- Dataset records:
----
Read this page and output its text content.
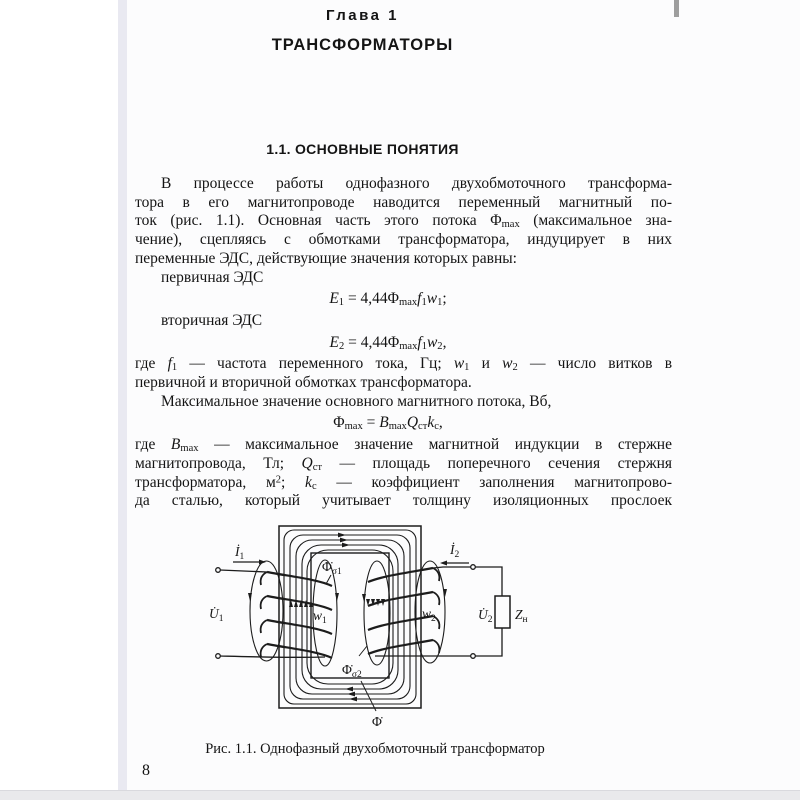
Глава 1
ТРАНСФОРМАТОРЫ
1.1. ОСНОВНЫЕ ПОНЯТИЯ
В процессе работы однофазного двухобмоточного трансформа-
тора в его магнитопроводе наводится переменный магнитный по-
ток (рис. 1.1). Основная часть этого потока $\Phi_{max}$ (максимальное зна-
чение), сцепляясь с обмотками трансформатора, индуцирует в них
переменные ЭДС, действующие значения которых равны:
первичная ЭДС
$E_1 = 4,44\Phi_{max}f_1w_1$;
вторичная ЭДС
$E_2 = 4,44\Phi_{max}f_1w_2$,
где $f_1$ — частота переменного тока, Гц; $w_1$ и $w_2$ — число витков в
первичной и вторичной обмотках трансформатора.
Максимальное значение основного магнитного потока, Вб,
$\Phi_{max} = B_{max}Q_{ст}k_с$,
где $B_{max}$ — максимальное значение магнитной индукции в стержне
магнитопровода, Тл; $Q_{ст}$ — площадь поперечного сечения стержня
трансформатора, $м^2$; $k_с$ — коэффициент заполнения магнитопрово-
да сталью, который учитывает толщину изоляционных прослоек
$İ_1$	$İ_2$
$U̇_1$	$U̇_2$ $Z_н$
$w_1$	$w_2$
$\Phi̇_{\sigma 1}$
$\Phi̇_{\sigma 2}$
Φ̇
Рис. 1.1. Однофазный двухобмоточный трансформатор
8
----
- Stated goal: Each entry above should be reproduced exactly, with the pictures removed.

- Reply to the exercise:
Read this page and output its text content.
Глава 1
ТРАНСФОРМАТОРЫ
1.1. ОСНОВНЫЕ ПОНЯТИЯ
В процессе работы однофазного двухобмоточного трансформа-
тора в его магнитопроводе наводится переменный магнитный по-
ток (рис. 1.1). Основная часть этого потока $\Phi_{max}$ (максимальное зна-
чение), сцепляясь с обмотками трансформатора, индуцирует в них
переменные ЭДС, действующие значения которых равны:
первичная ЭДС
$E_1 = 4,44\Phi_{max}f_1w_1$;
вторичная ЭДС
$E_2 = 4,44\Phi_{max}f_1w_2$,
где $f_1$ — частота переменного тока, Гц; $w_1$ и $w_2$ — число витков в
первичной и вторичной обмотках трансформатора.
Максимальное значение основного магнитного потока, Вб,
$\Phi_{max} = B_{max}Q_{ст}k_с$,
где $B_{max}$ — максимальное значение магнитной индукции в стержне
магнитопровода, Тл; $Q_{ст}$ — площадь поперечного сечения стержня
трансформатора, $м^2$; $k_с$ — коэффициент заполнения магнитопрово-
да сталью, который учитывает толщину изоляционных прослоек
$İ_1$	$İ_2$
$U̇_1$	$U̇_2$ $Z_н$
$w_1$	$w_2$
$\Phi̇_{\sigma 1}$
$\Phi̇_{\sigma 2}$
Φ̇
Рис. 1.1. Однофазный двухобмоточный трансформатор
8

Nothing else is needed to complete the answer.